Information shown
----
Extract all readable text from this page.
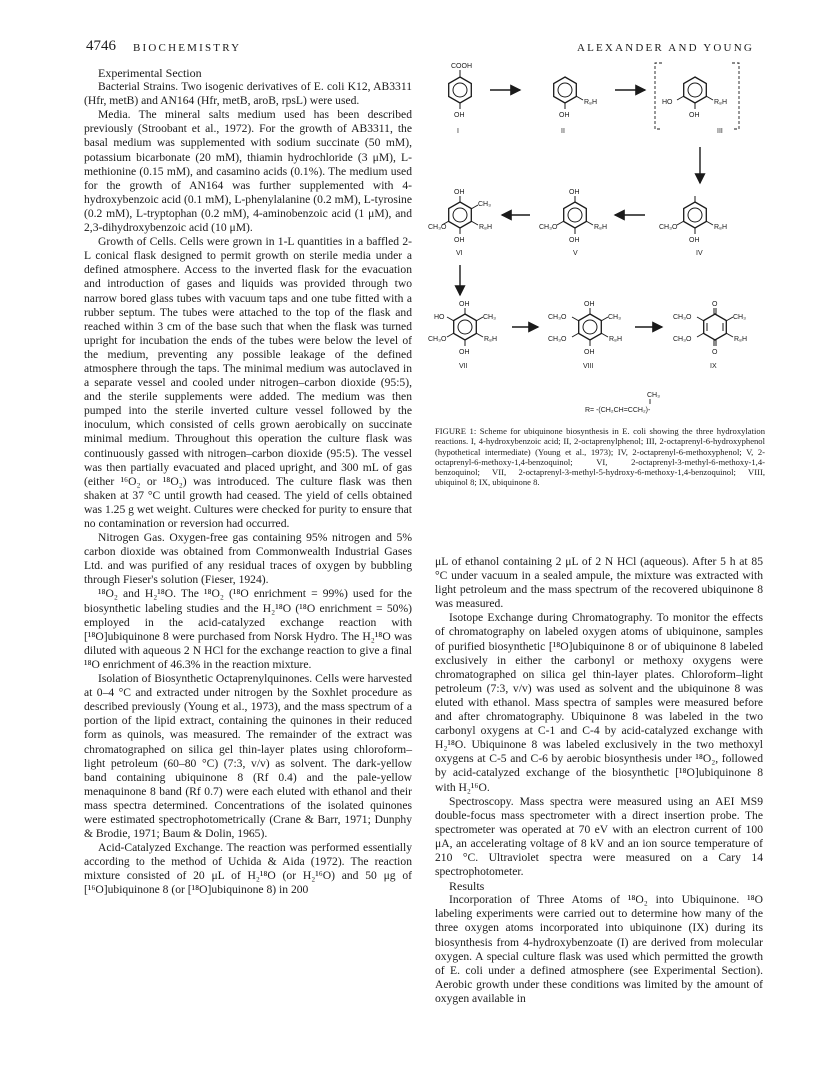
4746 BIOCHEMISTRY	ALEXANDER AND YOUNG

Experimental Section

Bacterial Strains. Two isogenic derivatives of E. coli K12, AB3311 (Hfr, metB) and AN164 (Hfr, metB, aroB, rpsL) were used.

Media. The mineral salts medium used has been described previously (Stroobant et al., 1972). For the growth of AB3311, the basal medium was supplemented with sodium succinate (50 mM), potassium bicarbonate (20 mM), thiamin hydrochloride (3 μM), L-methionine (0.15 mM), and casamino acids (0.1%). The medium used for the growth of AN164 was further supplemented with 4-hydroxybenzoic acid (0.1 mM), L-phenylalanine (0.2 mM), L-tyrosine (0.2 mM), L-tryptophan (0.2 mM), 4-aminobenzoic acid (1 μM), and 2,3-dihydroxybenzoic acid (10 μM).

Growth of Cells. Cells were grown in 1-L quantities in a baffled 2-L conical flask designed to permit growth on sterile media under a defined atmosphere. Access to the inverted flask for the evacuation and introduction of gases and liquids was provided through two narrow bored glass tubes with vacuum taps and one tube fitted with a rubber septum. The tubes were attached to the top of the flask and reached within 3 cm of the base such that when the flask was turned upright for incubation the ends of the tubes were below the level of the medium, preventing any possible leakage of the defined atmosphere through the taps. The minimal medium was autoclaved in a separate vessel and cooled under nitrogen–carbon dioxide (95:5), and the sterile supplements were added. The medium was then pumped into the sterile inverted culture vessel followed by the inoculum, which consisted of cells grown aerobically on succinate minimal medium. Throughout this operation the culture flask was continuously gassed with nitrogen–carbon dioxide (95:5). The vessel was then partially evacuated and placed upright, and 300 mL of gas (either ¹⁶O₂ or ¹⁸O₂) was introduced. The culture flask was then shaken at 37 °C until growth had ceased. The yield of cells obtained was 1.25 g wet weight. Cultures were checked for purity to ensure that no contamination or reversion had occurred.

Nitrogen Gas. Oxygen-free gas containing 95% nitrogen and 5% carbon dioxide was obtained from Commonwealth Industrial Gases Ltd. and was purified of any residual traces of oxygen by bubbling through Fieser's solution (Fieser, 1924).

¹⁸O₂ and H₂¹⁸O. The ¹⁸O₂ (¹⁸O enrichment = 99%) used for the biosynthetic labeling studies and the H₂¹⁸O (¹⁸O enrichment = 50%) employed in the acid-catalyzed exchange reaction with [¹⁸O]ubiquinone 8 were purchased from Norsk Hydro. The H₂¹⁸O was diluted with aqueous 2 N HCl for the exchange reaction to give a final ¹⁸O enrichment of 46.3% in the reaction mixture.

Isolation of Biosynthetic Octaprenylquinones. Cells were harvested at 0–4 °C and extracted under nitrogen by the Soxhlet procedure as described previously (Young et al., 1973), and the mass spectrum of a portion of the lipid extract, containing the quinones in their reduced form as quinols, was measured. The remainder of the extract was chromatographed on silica gel thin-layer plates using chloroform–light petroleum (60–80 °C) (7:3, v/v) as solvent. The dark-yellow band containing ubiquinone 8 (Rf 0.4) and the pale-yellow menaquinone 8 band (Rf 0.7) were each eluted with ethanol and their mass spectra determined. Concentrations of the isolated quinones were estimated spectrophotometrically (Crane & Barr, 1971; Dunphy & Brodie, 1971; Baum & Dolin, 1965).

Acid-Catalyzed Exchange. The reaction was performed essentially according to the method of Uchida & Aida (1972). The reaction mixture consisted of 20 μL of H₂¹⁸O (or H₂¹⁶O) and 50 μg of [¹⁶O]ubiquinone 8 (or [¹⁸O]ubiquinone 8) in 200

COOH
OH
I
R₈H
OH
II
HO	R₈H
OH
III
CH₃O	R₈H
OH
IV
OH
CH₃O	R₈H
OH
V
OH
CH₃
CH₃O	R₈H
OH
VI
OH
HO	CH₃
CH₃O	R₈H
OH
VII
OH
CH₃O	CH₃
CH₃O	R₈H
OH
VIII
O
CH₃O	CH₃
CH₃O	R₈H
O
IX
CH₃
R= -(CH₂CH=CCH₂)-
FIGURE 1: Scheme for ubiquinone biosynthesis in E. coli showing the three hydroxylation reactions. I, 4-hydroxybenzoic acid; II, 2-octaprenylphenol; III, 2-octaprenyl-6-hydroxyphenol (hypothetical intermediate) (Young et al., 1973); IV, 2-octaprenyl-6-methoxyphenol; V, 2-octaprenyl-6-methoxy-1,4-benzoquinol; VI, 2-octaprenyl-3-methyl-6-methoxy-1,4-benzoquinol; VII, 2-octaprenyl-3-methyl-5-hydroxy-6-methoxy-1,4-benzoquinol; VIII, ubiquinol 8; IX, ubiquinone 8.

μL of ethanol containing 2 μL of 2 N HCl (aqueous). After 5 h at 85 °C under vacuum in a sealed ampule, the mixture was extracted with light petroleum and the mass spectrum of the recovered ubiquinone 8 was measured.

Isotope Exchange during Chromatography. To monitor the effects of chromatography on labeled oxygen atoms of ubiquinone, samples of purified biosynthetic [¹⁸O]ubiquinone 8 or of ubiquinone 8 labeled exclusively in either the carbonyl or methoxy oxygens were chromatographed on silica gel thin-layer plates. Chloroform–light petroleum (7:3, v/v) was used as solvent and the ubiquinone 8 was eluted with ethanol. Mass spectra of samples were measured before and after chromatography. Ubiquinone 8 was labeled in the two carbonyl oxygens at C-1 and C-4 by acid-catalyzed exchange with H₂¹⁸O. Ubiquinone 8 was labeled exclusively in the two methoxyl oxygens at C-5 and C-6 by aerobic biosynthesis under ¹⁸O₂, followed by acid-catalyzed exchange of the biosynthetic [¹⁸O]ubiquinone 8 with H₂¹⁶O.

Spectroscopy. Mass spectra were measured using an AEI MS9 double-focus mass spectrometer with a direct insertion probe. The spectrometer was operated at 70 eV with an electron current of 100 μA, an accelerating voltage of 8 kV and an ion source temperature of 210 °C. Ultraviolet spectra were measured on a Cary 14 spectrophotometer.

Results

Incorporation of Three Atoms of ¹⁸O₂ into Ubiquinone. ¹⁸O labeling experiments were carried out to determine how many of the three oxygen atoms incorporated into ubiquinone (IX) during its biosynthesis from 4-hydroxybenzoate (I) are derived from molecular oxygen. A special culture flask was used which permitted the growth of E. coli under a defined atmosphere (see Experimental Section). Aerobic growth under these conditions was limited by the amount of oxygen available in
----
What is being asked
Wherever the string "aqueous" occurs in the listing, return the line it sits on.

Answer area
¹⁸O₂ and H₂¹⁸O. The ¹⁸O₂ (¹⁸O enrichment = 99%) used for the biosynthetic labeling studies and the H₂¹⁸O (¹⁸O enrichment = 50%) employed in the acid-catalyzed exchange reaction with [¹⁸O]ubiquinone 8 were purchased from Norsk Hydro. The H₂¹⁸O was diluted with aqueous 2 N HCl for the exchange reaction to give a final ¹⁸O enrichment of 46.3% in the reaction mixture.
μL of ethanol containing 2 μL of 2 N HCl (aqueous). After 5 h at 85 °C under vacuum in a sealed ampule, the mixture was extracted with light petroleum and the mass spectrum of the recovered ubiquinone 8 was measured.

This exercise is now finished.